__Page extract__:
◆ ◆ ◆ ◆

The cost to business of slow and patchy internet connections was not included, but is clearly huge. Complaints of downtime and blackouts abound on Apestan.com (roughly, “TheyStink.com”), a consumer-rage website on which Telcel and Telmex attract more complaints than any other company in Mexico.

There are signs that Mr Slim’s grip on Mexican telephones is being prised open. In April Mexico’s Federal Competition Commission (CFC) hit Telcel with a fine of $1 billion, the biggest it had ever handed out, for abusing its dominant position by charging high fees to rivals for connecting calls. Telcel is appealing and has yet to pay up. A new competition law has beefed up penalties for antitrust offenders, with prison terms of up to ten years for collusion. (Mr Slim has not been accused of this.)

A few weeks later the Supreme Court ruled that telecoms rules should continue to apply while they were being challenged in court. This is normal elsewhere, but in Mexico regulatory decisions have been suspended for years while judges puzzle over challenges by Mr Slim and others.

Armed with these new powers, the telephone regulator, Cofetel, has at last succeeded in drastically reducing telephone interconnection fees. As long as these fees are high, “off-net” calls will be more costly than the “on-net” calls made to phones on the same network. This provides consumers with a powerful incentive to join the operator to which most of their friends belong—which in Mexico nearly always means Telcel. In March Cofetel ordered that interconnection fees be reduced from 0.95 pesos ($0.08) to 0.39 pesos, taking Mexico from a relatively high rate to one of the lowest in the OECD. Retail prices have already fallen: Telcel cut the price of its off-net calls by two-thirds, and Telefónica by half. Telmex lowered the price of calls to mobiles (thereby probably reducing the national inflation rate). The cuts may not end there: Cofetel is considering applying “asymmetric regulation” to América Móvil, which could force it to charge less to its rivals than they charge it.

América Móvil is furious. Carlos García Moreno, its chief financial officer, warns that the cut will deter operators from covering poor rural areas, where customers tend to receive more calls than they make. He points out that in most of Europe fees started to drop only when penetration had reached 100%. But no OECD country has an incumbent with a market share like that of Telcel, notes Agustín Díaz-Pinés, an economist at the OECD.

◆ ◆ ◆ ◆

__Stored data__:
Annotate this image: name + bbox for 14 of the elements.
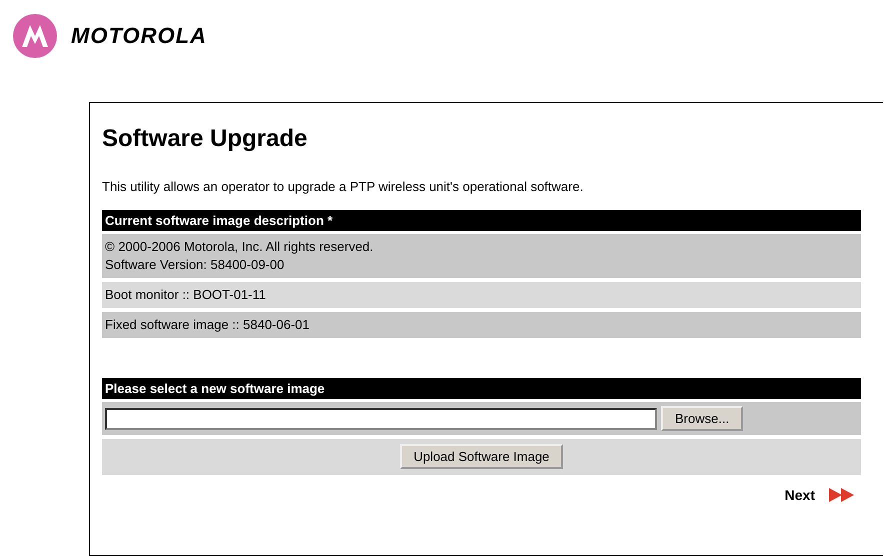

◆ ◆ ◆ ◆

__Given instruction A__:
Summarize the article on Mexican telephone competition in two sentences.
__Given instruction B__:
Extract the stretch of the article on Mexican telephone competition from "A few weeks" through "Slim and others.", word for word.

__Right answer A__:
Mr Slim's grip on Mexican telephones is being loosened by a record $1 billion fine against Telcel for abusing its dominant position, a tougher competition law and a Supreme Court ruling that telecoms rules stay in force while they are challenged in court. Armed with these powers, the regulator Cofetel cut interconnection fees from 0.95 to 0.39 pesos, which led to lower retail prices, while América Móvil warns that the cut will deter operators from covering poor rural areas.

__Right answer B__:
A few weeks later the Supreme Court ruled that telecoms rules should continue to apply while they were being challenged in court. This is normal elsewhere, but in Mexico regulatory decisions have been suspended for years while judges puzzle over challenges by Mr Slim and others.